Task statement
Without altering anything, output the material below.

Stored entries
····················
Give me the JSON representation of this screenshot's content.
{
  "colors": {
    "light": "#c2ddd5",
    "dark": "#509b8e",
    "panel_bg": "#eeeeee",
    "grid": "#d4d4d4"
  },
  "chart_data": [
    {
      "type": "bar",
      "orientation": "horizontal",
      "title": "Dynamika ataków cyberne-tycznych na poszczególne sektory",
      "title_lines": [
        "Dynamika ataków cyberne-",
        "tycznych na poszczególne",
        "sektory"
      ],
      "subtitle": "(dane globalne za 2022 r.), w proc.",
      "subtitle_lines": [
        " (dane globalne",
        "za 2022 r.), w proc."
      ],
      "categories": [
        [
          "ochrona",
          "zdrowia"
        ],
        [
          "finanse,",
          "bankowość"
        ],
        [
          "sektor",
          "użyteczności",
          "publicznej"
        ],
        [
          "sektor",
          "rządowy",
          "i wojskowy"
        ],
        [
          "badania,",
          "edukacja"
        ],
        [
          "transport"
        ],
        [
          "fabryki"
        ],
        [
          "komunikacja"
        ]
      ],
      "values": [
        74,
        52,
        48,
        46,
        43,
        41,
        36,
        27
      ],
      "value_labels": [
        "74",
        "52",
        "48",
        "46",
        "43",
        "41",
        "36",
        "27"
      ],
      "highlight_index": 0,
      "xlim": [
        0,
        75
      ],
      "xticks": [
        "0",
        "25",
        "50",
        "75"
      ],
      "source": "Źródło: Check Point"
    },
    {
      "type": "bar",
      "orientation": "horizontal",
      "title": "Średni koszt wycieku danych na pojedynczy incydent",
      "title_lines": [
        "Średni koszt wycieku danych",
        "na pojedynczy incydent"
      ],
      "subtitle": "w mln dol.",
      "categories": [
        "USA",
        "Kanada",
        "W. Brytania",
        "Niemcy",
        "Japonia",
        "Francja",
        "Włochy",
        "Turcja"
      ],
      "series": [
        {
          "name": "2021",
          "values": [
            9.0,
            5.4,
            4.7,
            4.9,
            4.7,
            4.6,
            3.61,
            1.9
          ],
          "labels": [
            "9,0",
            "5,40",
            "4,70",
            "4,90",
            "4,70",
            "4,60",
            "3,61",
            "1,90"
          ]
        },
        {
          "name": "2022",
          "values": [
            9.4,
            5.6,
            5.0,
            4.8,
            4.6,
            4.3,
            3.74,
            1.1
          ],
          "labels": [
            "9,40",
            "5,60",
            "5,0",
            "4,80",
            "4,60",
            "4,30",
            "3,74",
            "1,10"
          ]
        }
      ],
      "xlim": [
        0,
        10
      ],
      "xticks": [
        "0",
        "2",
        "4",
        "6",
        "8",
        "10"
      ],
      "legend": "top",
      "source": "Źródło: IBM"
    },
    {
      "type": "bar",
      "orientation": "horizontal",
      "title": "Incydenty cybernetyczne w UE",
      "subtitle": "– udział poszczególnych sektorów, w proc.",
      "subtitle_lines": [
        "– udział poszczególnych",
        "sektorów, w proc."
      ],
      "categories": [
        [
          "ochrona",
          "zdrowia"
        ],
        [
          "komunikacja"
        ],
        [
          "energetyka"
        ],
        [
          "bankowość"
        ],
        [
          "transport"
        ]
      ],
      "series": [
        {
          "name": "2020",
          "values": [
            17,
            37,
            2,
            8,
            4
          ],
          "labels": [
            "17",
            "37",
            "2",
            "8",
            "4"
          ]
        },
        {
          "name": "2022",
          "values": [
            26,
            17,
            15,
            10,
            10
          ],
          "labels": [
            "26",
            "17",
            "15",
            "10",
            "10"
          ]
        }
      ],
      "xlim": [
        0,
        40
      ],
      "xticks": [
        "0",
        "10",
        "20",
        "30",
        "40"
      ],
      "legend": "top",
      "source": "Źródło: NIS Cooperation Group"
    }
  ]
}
····················
Result of this task
Give me the JSON representation of this screenshot's content.
{
  "colors": {
    "light": "#c2ddd5",
    "dark": "#509b8e",
    "panel_bg": "#eeeeee",
    "grid": "#d4d4d4"
  },
  "chart_data": [
    {
      "type": "bar",
      "orientation": "horizontal",
      "title": "Dynamika ataków cyberne-tycznych na poszczególne sektory",
      "title_lines": [
        "Dynamika ataków cyberne-",
        "tycznych na poszczególne",
        "sektory"
      ],
      "subtitle": "(dane globalne za 2022 r.), w proc.",
      "subtitle_lines": [
        " (dane globalne",
        "za 2022 r.), w proc."
      ],
      "categories": [
        [
          "ochrona",
          "zdrowia"
        ],
        [
          "finanse,",
          "bankowość"
        ],
        [
          "sektor",
          "użyteczności",
          "publicznej"
        ],
        [
          "sektor",
          "rządowy",
          "i wojskowy"
        ],
        [
          "badania,",
          "edukacja"
        ],
        [
          "transport"
        ],
        [
          "fabryki"
        ],
        [
          "komunikacja"
        ]
      ],
      "values": [
        74,
        52,
        48,
        46,
        43,
        41,
        36,
        27
      ],
      "value_labels": [
        "74",
        "52",
        "48",
        "46",
        "43",
        "41",
        "36",
        "27"
      ],
      "highlight_index": 0,
      "xlim": [
        0,
        75
      ],
      "xticks": [
        "0",
        "25",
        "50",
        "75"
      ],
      "source": "Źródło: Check Point"
    },
    {
      "type": "bar",
      "orientation": "horizontal",
      "title": "Średni koszt wycieku danych na pojedynczy incydent",
      "title_lines": [
        "Średni koszt wycieku danych",
        "na pojedynczy incydent"
      ],
      "subtitle": "w mln dol.",
      "categories": [
        "USA",
        "Kanada",
        "W. Brytania",
        "Niemcy",
        "Japonia",
        "Francja",
        "Włochy",
        "Turcja"
      ],
      "series": [
        {
          "name": "2021",
          "values": [
            9.0,
            5.4,
            4.7,
            4.9,
            4.7,
            4.6,
            3.61,
            1.9
          ],
          "labels": [
            "9,0",
            "5,40",
            "4,70",
            "4,90",
            "4,70",
            "4,60",
            "3,61",
            "1,90"
          ]
        },
        {
          "name": "2022",
          "values": [
            9.4,
            5.6,
            5.0,
            4.8,
            4.6,
            4.3,
            3.74,
            1.1
          ],
          "labels": [
            "9,40",
            "5,60",
            "5,0",
            "4,80",
            "4,60",
            "4,30",
            "3,74",
            "1,10"
          ]
        }
      ],
      "xlim": [
        0,
        10
      ],
      "xticks": [
        "0",
        "2",
        "4",
        "6",
        "8",
        "10"
      ],
      "legend": "top",
      "source": "Źródło: IBM"
    },
    {
      "type": "bar",
      "orientation": "horizontal",
      "title": "Incydenty cybernetyczne w UE",
      "subtitle": "– udział poszczególnych sektorów, w proc.",
      "subtitle_lines": [
        "– udział poszczególnych",
        "sektorów, w proc."
      ],
      "categories": [
        [
          "ochrona",
          "zdrowia"
        ],
        [
          "komunikacja"
        ],
        [
          "energetyka"
        ],
        [
          "bankowość"
        ],
        [
          "transport"
        ]
      ],
      "series": [
        {
          "name": "2020",
          "values": [
            17,
            37,
            2,
            8,
            4
          ],
          "labels": [
            "17",
            "37",
            "2",
            "8",
            "4"
          ]
        },
        {
          "name": "2022",
          "values": [
            26,
            17,
            15,
            10,
            10
          ],
          "labels": [
            "26",
            "17",
            "15",
            "10",
            "10"
          ]
        }
      ],
      "xlim": [
        0,
        40
      ],
      "xticks": [
        "0",
        "10",
        "20",
        "30",
        "40"
      ],
      "legend": "top",
      "source": "Źródło: NIS Cooperation Group"
    }
  ]
}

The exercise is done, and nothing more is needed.